> _Exercise_
Search the data for the word "Information" and copy every line where it occurs.

>> START

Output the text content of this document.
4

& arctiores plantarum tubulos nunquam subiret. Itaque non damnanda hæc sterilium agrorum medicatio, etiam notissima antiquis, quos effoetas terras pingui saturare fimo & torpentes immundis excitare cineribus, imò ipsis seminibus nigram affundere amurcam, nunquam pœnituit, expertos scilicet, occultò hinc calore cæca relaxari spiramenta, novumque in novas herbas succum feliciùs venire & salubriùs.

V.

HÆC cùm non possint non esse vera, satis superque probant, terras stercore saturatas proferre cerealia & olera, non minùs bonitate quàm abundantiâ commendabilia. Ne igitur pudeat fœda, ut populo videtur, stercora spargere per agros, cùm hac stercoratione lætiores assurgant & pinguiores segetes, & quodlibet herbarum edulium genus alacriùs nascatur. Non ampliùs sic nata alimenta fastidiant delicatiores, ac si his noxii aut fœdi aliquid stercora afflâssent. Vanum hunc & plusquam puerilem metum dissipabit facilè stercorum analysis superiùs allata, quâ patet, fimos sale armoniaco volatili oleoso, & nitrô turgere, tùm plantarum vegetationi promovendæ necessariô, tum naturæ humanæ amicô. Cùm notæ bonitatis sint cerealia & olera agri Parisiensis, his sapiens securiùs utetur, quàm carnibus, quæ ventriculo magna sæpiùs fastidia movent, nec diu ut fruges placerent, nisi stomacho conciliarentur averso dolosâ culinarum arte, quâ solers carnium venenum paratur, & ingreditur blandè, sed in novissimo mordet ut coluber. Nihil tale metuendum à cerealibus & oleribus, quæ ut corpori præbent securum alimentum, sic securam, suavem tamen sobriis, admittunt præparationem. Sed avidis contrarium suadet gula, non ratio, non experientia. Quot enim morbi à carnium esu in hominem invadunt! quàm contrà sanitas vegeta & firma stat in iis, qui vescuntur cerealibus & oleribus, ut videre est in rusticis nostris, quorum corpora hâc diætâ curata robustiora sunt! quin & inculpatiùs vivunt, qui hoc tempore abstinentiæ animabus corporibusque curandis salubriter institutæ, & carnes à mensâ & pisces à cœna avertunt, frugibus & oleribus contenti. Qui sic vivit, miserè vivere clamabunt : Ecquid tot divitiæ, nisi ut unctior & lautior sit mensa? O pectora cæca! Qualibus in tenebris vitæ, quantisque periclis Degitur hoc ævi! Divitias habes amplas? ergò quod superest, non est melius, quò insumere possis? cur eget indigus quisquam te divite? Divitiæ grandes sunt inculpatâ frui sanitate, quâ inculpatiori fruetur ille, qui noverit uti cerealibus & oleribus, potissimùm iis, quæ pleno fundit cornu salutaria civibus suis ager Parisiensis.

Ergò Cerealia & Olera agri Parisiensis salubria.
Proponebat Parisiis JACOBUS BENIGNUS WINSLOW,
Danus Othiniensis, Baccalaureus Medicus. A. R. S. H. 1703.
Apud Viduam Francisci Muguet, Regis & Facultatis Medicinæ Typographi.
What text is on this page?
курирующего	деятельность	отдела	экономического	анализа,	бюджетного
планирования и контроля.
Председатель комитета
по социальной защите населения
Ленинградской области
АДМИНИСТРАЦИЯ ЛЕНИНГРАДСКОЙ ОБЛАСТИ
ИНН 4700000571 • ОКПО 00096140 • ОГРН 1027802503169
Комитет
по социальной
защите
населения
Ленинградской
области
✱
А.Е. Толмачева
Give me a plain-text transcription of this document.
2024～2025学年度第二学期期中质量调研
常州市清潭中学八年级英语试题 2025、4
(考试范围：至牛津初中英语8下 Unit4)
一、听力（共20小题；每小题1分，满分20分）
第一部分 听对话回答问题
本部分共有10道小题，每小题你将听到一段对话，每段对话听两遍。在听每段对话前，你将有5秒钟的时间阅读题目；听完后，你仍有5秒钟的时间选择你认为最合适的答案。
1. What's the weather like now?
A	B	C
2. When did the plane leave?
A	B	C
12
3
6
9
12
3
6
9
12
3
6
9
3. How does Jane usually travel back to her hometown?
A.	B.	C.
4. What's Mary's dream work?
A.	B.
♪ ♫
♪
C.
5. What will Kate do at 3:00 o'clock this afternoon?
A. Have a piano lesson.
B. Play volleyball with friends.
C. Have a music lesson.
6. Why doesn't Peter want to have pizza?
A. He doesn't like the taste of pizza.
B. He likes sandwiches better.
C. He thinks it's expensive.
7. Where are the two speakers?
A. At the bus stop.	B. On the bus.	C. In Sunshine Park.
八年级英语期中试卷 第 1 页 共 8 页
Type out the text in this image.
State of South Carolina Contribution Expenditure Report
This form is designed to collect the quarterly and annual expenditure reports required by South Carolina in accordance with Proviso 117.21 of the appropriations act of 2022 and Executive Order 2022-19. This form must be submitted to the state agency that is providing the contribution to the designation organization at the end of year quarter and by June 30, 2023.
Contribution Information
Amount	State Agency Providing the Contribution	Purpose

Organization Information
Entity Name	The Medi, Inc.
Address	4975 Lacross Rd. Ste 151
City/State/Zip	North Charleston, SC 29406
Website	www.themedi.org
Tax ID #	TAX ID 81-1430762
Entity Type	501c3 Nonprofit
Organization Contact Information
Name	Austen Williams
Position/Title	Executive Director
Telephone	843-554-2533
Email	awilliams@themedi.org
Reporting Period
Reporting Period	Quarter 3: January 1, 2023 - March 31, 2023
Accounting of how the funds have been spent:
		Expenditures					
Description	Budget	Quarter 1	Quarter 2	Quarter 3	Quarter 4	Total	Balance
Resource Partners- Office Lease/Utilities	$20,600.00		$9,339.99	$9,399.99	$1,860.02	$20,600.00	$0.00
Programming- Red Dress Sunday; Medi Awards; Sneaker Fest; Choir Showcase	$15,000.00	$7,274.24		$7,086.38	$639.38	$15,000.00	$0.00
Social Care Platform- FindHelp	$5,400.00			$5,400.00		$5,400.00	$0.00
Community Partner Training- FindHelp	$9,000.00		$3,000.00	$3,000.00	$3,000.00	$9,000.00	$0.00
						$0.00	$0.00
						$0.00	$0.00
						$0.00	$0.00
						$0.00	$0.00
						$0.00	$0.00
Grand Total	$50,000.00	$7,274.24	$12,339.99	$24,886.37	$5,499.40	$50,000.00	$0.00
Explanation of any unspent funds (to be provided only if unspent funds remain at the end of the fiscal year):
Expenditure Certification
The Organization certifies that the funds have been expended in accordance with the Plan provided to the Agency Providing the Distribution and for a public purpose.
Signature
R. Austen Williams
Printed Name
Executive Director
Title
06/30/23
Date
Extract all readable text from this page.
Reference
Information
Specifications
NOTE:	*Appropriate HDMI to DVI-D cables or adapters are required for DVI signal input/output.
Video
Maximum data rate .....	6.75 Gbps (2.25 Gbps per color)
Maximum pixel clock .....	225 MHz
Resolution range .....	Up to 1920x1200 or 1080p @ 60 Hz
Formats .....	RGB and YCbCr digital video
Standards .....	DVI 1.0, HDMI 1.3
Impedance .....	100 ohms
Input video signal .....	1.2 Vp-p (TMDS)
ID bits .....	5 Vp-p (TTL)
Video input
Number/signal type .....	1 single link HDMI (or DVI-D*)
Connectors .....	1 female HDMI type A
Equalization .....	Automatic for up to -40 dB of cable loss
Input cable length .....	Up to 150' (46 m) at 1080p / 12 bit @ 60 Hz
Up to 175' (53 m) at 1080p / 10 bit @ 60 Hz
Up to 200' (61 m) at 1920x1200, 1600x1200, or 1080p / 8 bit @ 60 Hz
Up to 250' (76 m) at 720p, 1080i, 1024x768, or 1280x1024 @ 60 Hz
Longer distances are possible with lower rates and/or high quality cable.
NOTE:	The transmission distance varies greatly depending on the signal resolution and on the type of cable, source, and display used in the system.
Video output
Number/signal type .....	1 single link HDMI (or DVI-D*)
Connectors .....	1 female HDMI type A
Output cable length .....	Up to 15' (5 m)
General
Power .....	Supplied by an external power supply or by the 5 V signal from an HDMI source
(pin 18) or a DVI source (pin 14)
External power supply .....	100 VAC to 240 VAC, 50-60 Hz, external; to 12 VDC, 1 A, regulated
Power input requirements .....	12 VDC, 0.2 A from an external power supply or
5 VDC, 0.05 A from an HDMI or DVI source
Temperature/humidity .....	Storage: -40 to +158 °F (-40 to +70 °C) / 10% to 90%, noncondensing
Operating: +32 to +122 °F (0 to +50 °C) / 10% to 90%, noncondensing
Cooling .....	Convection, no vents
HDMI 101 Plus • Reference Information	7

>> END

> _Written answer_
Contribution Information
Organization Information
Organization Contact Information
Information
HDMI 101 Plus • Reference Information	7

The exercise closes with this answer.